start Data shown

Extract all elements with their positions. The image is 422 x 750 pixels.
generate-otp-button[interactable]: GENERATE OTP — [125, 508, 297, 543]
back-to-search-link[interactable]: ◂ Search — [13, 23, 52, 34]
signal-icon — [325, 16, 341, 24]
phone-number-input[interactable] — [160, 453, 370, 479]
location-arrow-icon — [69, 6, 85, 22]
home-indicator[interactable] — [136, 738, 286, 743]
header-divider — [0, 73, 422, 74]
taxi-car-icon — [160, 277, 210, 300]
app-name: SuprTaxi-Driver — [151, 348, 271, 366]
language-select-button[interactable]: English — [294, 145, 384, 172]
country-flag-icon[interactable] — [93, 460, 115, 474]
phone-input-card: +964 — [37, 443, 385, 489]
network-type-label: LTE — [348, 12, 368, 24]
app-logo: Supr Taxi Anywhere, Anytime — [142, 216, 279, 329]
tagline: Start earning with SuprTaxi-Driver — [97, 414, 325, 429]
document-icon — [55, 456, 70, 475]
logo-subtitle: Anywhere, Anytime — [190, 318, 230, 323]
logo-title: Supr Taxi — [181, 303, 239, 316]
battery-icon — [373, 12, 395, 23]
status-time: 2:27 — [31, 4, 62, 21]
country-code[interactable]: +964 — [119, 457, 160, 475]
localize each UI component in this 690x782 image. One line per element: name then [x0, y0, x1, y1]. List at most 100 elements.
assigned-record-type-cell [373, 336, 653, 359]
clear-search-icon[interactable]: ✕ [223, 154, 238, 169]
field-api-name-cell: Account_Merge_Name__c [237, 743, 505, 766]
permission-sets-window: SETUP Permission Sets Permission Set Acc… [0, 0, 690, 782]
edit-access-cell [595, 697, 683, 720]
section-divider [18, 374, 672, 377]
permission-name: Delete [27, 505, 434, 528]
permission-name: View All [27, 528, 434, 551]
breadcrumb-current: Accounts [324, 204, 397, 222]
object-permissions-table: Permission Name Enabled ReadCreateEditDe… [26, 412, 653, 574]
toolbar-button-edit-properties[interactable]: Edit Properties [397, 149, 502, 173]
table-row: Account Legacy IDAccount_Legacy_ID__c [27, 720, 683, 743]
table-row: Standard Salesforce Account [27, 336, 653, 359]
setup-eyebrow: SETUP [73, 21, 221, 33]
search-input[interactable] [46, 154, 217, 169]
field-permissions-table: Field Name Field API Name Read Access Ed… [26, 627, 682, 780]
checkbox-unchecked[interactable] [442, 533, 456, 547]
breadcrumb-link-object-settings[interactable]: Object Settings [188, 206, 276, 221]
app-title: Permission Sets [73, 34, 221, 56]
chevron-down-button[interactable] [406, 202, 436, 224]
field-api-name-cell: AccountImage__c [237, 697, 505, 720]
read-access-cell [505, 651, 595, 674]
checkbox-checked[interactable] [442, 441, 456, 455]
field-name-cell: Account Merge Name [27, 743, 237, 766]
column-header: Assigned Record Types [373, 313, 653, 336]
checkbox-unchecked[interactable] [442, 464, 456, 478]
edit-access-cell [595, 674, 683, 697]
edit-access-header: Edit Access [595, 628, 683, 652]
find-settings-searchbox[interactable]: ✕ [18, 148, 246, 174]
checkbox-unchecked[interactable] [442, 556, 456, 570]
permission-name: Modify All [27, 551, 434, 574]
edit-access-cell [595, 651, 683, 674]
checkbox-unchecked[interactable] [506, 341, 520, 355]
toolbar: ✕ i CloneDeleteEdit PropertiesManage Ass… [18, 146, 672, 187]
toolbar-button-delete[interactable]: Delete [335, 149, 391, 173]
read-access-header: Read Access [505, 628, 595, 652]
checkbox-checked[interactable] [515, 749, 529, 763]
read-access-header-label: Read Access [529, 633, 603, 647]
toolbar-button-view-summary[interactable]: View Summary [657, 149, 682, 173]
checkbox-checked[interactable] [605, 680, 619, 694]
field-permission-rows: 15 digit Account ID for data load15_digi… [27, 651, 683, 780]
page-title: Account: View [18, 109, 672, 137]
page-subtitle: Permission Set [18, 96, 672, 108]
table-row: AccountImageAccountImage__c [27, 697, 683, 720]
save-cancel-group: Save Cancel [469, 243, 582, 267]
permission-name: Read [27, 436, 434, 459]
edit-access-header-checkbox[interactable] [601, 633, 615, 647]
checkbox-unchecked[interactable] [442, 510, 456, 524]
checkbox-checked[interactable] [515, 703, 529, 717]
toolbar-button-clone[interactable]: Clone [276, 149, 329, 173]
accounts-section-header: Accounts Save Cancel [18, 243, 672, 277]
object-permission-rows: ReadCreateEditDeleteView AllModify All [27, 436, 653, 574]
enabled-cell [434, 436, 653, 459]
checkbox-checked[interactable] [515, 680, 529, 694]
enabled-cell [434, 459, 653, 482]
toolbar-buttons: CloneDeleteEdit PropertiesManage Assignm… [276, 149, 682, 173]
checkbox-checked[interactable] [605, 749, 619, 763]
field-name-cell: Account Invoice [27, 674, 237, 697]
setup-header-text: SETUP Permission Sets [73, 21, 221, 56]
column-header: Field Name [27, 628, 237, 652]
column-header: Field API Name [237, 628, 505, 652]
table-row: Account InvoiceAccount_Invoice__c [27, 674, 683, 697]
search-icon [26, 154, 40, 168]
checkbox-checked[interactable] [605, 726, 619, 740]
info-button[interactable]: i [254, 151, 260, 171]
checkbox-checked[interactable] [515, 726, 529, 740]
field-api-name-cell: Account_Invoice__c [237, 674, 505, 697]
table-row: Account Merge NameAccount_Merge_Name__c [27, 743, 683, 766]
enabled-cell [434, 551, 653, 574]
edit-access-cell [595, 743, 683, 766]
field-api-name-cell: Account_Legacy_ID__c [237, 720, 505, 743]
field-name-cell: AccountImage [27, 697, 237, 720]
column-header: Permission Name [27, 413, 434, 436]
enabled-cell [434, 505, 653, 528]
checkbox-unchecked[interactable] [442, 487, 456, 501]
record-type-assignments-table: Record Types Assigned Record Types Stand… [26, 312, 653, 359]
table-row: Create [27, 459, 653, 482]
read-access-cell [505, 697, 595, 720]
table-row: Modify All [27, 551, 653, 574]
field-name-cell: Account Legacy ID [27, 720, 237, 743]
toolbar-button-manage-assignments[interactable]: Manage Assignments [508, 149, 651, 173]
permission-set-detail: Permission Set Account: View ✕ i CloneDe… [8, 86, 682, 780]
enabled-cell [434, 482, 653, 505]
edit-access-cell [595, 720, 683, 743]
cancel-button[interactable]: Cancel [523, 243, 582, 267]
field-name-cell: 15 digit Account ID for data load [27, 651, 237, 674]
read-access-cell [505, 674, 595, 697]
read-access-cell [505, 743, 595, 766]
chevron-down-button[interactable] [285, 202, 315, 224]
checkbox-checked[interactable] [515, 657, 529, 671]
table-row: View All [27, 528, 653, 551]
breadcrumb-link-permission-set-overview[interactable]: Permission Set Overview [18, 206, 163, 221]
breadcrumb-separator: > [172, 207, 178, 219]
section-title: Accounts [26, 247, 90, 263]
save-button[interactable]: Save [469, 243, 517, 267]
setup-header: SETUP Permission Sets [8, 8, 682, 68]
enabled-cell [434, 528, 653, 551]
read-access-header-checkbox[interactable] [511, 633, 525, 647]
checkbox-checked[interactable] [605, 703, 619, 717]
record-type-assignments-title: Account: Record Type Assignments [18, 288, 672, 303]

end Data shown

## Description of the task
Quote every line of the records above word for word, keeping their order.

## Solution below
Extract all elements with their positions. The image is 422 x 750 pixels.
generate-otp-button[interactable]: GENERATE OTP — [125, 508, 297, 543]
back-to-search-link[interactable]: ◂ Search — [13, 23, 52, 34]
signal-icon — [325, 16, 341, 24]
phone-number-input[interactable] — [160, 453, 370, 479]
location-arrow-icon — [69, 6, 85, 22]
home-indicator[interactable] — [136, 738, 286, 743]
header-divider — [0, 73, 422, 74]
taxi-car-icon — [160, 277, 210, 300]
app-name: SuprTaxi-Driver — [151, 348, 271, 366]
language-select-button[interactable]: English — [294, 145, 384, 172]
country-flag-icon[interactable] — [93, 460, 115, 474]
phone-input-card: +964 — [37, 443, 385, 489]
network-type-label: LTE — [348, 12, 368, 24]
app-logo: Supr Taxi Anywhere, Anytime — [142, 216, 279, 329]
tagline: Start earning with SuprTaxi-Driver — [97, 414, 325, 429]
document-icon — [55, 456, 70, 475]
logo-subtitle: Anywhere, Anytime — [190, 318, 230, 323]
logo-title: Supr Taxi — [181, 303, 239, 316]
battery-icon — [373, 12, 395, 23]
status-time: 2:27 — [31, 4, 62, 21]
country-code[interactable]: +964 — [119, 457, 160, 475]
localize each UI component in this 690x782 image. One line per element: name then [x0, y0, x1, y1]. List at most 100 elements.
assigned-record-type-cell [373, 336, 653, 359]
clear-search-icon[interactable]: ✕ [223, 154, 238, 169]
field-api-name-cell: Account_Merge_Name__c [237, 743, 505, 766]
permission-sets-window: SETUP Permission Sets Permission Set Acc… [0, 0, 690, 782]
edit-access-cell [595, 697, 683, 720]
section-divider [18, 374, 672, 377]
permission-name: Delete [27, 505, 434, 528]
permission-name: View All [27, 528, 434, 551]
breadcrumb-current: Accounts [324, 204, 397, 222]
object-permissions-table: Permission Name Enabled ReadCreateEditDe… [26, 412, 653, 574]
toolbar-button-edit-properties[interactable]: Edit Properties [397, 149, 502, 173]
table-row: Account Legacy IDAccount_Legacy_ID__c [27, 720, 683, 743]
table-row: Standard Salesforce Account [27, 336, 653, 359]
setup-eyebrow: SETUP [73, 21, 221, 33]
search-input[interactable] [46, 154, 217, 169]
field-permissions-table: Field Name Field API Name Read Access Ed… [26, 627, 682, 780]
checkbox-unchecked[interactable] [442, 533, 456, 547]
breadcrumb-link-object-settings[interactable]: Object Settings [188, 206, 276, 221]
app-title: Permission Sets [73, 34, 221, 56]
chevron-down-button[interactable] [406, 202, 436, 224]
field-api-name-cell: AccountImage__c [237, 697, 505, 720]
read-access-cell [505, 651, 595, 674]
checkbox-checked[interactable] [442, 441, 456, 455]
field-name-cell: Account Merge Name [27, 743, 237, 766]
column-header: Assigned Record Types [373, 313, 653, 336]
checkbox-unchecked[interactable] [442, 464, 456, 478]
edit-access-cell [595, 674, 683, 697]
edit-access-header: Edit Access [595, 628, 683, 652]
find-settings-searchbox[interactable]: ✕ [18, 148, 246, 174]
checkbox-unchecked[interactable] [442, 556, 456, 570]
permission-name: Modify All [27, 551, 434, 574]
edit-access-cell [595, 651, 683, 674]
checkbox-unchecked[interactable] [506, 341, 520, 355]
toolbar: ✕ i CloneDeleteEdit PropertiesManage Ass… [18, 146, 672, 187]
toolbar-button-delete[interactable]: Delete [335, 149, 391, 173]
read-access-header: Read Access [505, 628, 595, 652]
checkbox-checked[interactable] [515, 749, 529, 763]
read-access-header-label: Read Access [529, 633, 603, 647]
toolbar-button-view-summary[interactable]: View Summary [657, 149, 682, 173]
checkbox-checked[interactable] [605, 680, 619, 694]
field-permission-rows: 15 digit Account ID for data load15_digi… [27, 651, 683, 780]
page-title: Account: View [18, 109, 672, 137]
page-subtitle: Permission Set [18, 96, 672, 108]
table-row: AccountImageAccountImage__c [27, 697, 683, 720]
save-cancel-group: Save Cancel [469, 243, 582, 267]
permission-name: Read [27, 436, 434, 459]
edit-access-header-checkbox[interactable] [601, 633, 615, 647]
checkbox-unchecked[interactable] [442, 510, 456, 524]
checkbox-checked[interactable] [515, 703, 529, 717]
toolbar-button-clone[interactable]: Clone [276, 149, 329, 173]
accounts-section-header: Accounts Save Cancel [18, 243, 672, 277]
object-permission-rows: ReadCreateEditDeleteView AllModify All [27, 436, 653, 574]
enabled-cell [434, 436, 653, 459]
checkbox-checked[interactable] [515, 680, 529, 694]
enabled-cell [434, 459, 653, 482]
toolbar-buttons: CloneDeleteEdit PropertiesManage Assignm… [276, 149, 682, 173]
checkbox-checked[interactable] [605, 749, 619, 763]
field-name-cell: Account Invoice [27, 674, 237, 697]
setup-header-text: SETUP Permission Sets [73, 21, 221, 56]
column-header: Field Name [27, 628, 237, 652]
column-header: Field API Name [237, 628, 505, 652]
table-row: Account InvoiceAccount_Invoice__c [27, 674, 683, 697]
search-icon [26, 154, 40, 168]
checkbox-checked[interactable] [605, 726, 619, 740]
info-button[interactable]: i [254, 151, 260, 171]
checkbox-checked[interactable] [515, 726, 529, 740]
field-api-name-cell: Account_Invoice__c [237, 674, 505, 697]
table-row: Account Merge NameAccount_Merge_Name__c [27, 743, 683, 766]
enabled-cell [434, 551, 653, 574]
edit-access-cell [595, 743, 683, 766]
field-api-name-cell: Account_Legacy_ID__c [237, 720, 505, 743]
field-name-cell: AccountImage [27, 697, 237, 720]
column-header: Permission Name [27, 413, 434, 436]
enabled-cell [434, 505, 653, 528]
checkbox-unchecked[interactable] [442, 487, 456, 501]
record-type-assignments-table: Record Types Assigned Record Types Stand… [26, 312, 653, 359]
table-row: Create [27, 459, 653, 482]
read-access-cell [505, 697, 595, 720]
table-row: Modify All [27, 551, 653, 574]
field-name-cell: Account Legacy ID [27, 720, 237, 743]
toolbar-button-manage-assignments[interactable]: Manage Assignments [508, 149, 651, 173]
permission-set-detail: Permission Set Account: View ✕ i CloneDe… [8, 86, 682, 780]
enabled-cell [434, 482, 653, 505]
edit-access-cell [595, 720, 683, 743]
cancel-button[interactable]: Cancel [523, 243, 582, 267]
field-name-cell: 15 digit Account ID for data load [27, 651, 237, 674]
read-access-cell [505, 674, 595, 697]
read-access-cell [505, 743, 595, 766]
chevron-down-button[interactable] [285, 202, 315, 224]
checkbox-checked[interactable] [515, 657, 529, 671]
table-row: View All [27, 528, 653, 551]
breadcrumb-link-permission-set-overview[interactable]: Permission Set Overview [18, 206, 163, 221]
breadcrumb-separator: > [172, 207, 178, 219]
section-title: Accounts [26, 247, 90, 263]
save-button[interactable]: Save [469, 243, 517, 267]
setup-header: SETUP Permission Sets [8, 8, 682, 68]
enabled-cell [434, 528, 653, 551]
read-access-header-checkbox[interactable] [511, 633, 525, 647]
checkbox-checked[interactable] [605, 703, 619, 717]
record-type-assignments-title: Account: Record Type Assignments [18, 288, 672, 303]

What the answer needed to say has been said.